___ DATA LISTING ___

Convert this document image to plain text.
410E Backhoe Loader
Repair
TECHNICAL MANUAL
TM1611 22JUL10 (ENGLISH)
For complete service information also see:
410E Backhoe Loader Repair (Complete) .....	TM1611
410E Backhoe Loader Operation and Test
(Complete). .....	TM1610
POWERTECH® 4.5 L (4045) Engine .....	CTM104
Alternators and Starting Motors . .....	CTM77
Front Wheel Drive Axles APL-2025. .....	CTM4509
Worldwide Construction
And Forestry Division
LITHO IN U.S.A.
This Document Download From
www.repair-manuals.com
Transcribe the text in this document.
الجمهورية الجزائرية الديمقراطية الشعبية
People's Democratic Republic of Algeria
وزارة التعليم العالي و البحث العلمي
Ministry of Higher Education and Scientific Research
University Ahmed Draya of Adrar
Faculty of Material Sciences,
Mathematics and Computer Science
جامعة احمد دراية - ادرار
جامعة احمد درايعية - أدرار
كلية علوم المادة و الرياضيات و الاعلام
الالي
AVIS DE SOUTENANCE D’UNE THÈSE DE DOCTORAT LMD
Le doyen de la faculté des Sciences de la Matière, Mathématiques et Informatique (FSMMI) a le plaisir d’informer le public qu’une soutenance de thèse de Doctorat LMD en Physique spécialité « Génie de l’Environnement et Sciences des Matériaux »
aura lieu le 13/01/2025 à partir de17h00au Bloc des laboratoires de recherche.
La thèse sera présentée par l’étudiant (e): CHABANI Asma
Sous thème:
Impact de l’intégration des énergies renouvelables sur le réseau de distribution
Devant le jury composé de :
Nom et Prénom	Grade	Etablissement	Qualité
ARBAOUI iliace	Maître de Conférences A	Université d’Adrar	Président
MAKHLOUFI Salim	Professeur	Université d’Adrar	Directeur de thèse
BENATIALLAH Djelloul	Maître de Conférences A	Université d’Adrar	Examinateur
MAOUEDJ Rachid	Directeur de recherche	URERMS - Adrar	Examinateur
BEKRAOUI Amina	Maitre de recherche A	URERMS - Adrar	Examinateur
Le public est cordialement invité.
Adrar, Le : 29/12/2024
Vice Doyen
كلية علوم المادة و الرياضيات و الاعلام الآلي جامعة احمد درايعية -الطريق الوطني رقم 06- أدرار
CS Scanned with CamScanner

___

PROMPT:
Locate the word "Sciences" in the entries, and copy every line where it is found.

SOLUTION TO THIS TASK:
Faculty of Material Sciences,
Le doyen de la faculté des Sciences de la Matière, Mathématiques et Informatique (FSMMI) a le plaisir d’informer le public qu’une soutenance de thèse de Doctorat LMD en Physique spécialité « Génie de l’Environnement et Sciences des Matériaux »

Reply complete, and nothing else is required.